TASK BRIEF: For the data that follows, report how many lines contain the word "İlin", and nothing else.

RECORDS FOR PROCESSING:
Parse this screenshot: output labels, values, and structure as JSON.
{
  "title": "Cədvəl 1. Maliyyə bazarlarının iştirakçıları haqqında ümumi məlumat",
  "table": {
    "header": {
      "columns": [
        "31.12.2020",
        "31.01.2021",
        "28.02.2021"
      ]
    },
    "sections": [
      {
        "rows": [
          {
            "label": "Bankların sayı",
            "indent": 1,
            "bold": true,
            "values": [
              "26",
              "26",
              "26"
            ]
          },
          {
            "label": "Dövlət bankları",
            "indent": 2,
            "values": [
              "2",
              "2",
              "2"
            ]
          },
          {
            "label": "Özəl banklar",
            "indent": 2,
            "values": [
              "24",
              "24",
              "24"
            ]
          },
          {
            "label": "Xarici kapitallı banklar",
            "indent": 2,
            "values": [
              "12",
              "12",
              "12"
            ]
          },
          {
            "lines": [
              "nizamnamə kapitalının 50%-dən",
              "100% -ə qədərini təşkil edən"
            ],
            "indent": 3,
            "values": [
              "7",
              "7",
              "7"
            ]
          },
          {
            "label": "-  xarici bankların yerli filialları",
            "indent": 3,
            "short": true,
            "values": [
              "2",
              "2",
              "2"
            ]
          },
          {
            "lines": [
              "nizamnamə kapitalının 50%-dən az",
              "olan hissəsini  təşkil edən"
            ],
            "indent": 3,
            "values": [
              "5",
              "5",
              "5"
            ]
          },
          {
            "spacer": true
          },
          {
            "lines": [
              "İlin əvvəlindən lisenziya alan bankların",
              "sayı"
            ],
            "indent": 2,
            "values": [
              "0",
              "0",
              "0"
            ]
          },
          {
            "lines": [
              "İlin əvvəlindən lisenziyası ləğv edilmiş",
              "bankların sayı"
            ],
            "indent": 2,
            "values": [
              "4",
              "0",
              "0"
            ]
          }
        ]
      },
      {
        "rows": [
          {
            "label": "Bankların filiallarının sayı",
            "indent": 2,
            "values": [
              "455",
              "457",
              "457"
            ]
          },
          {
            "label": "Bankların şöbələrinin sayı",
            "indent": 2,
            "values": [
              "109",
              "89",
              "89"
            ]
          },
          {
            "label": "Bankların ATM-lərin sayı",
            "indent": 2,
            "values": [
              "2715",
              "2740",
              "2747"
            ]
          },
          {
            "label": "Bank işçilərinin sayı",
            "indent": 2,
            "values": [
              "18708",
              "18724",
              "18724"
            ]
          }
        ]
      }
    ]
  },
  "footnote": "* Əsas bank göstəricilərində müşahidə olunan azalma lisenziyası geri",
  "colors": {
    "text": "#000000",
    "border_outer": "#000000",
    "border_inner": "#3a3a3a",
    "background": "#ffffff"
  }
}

RESULT OF THE EXERCISE: 2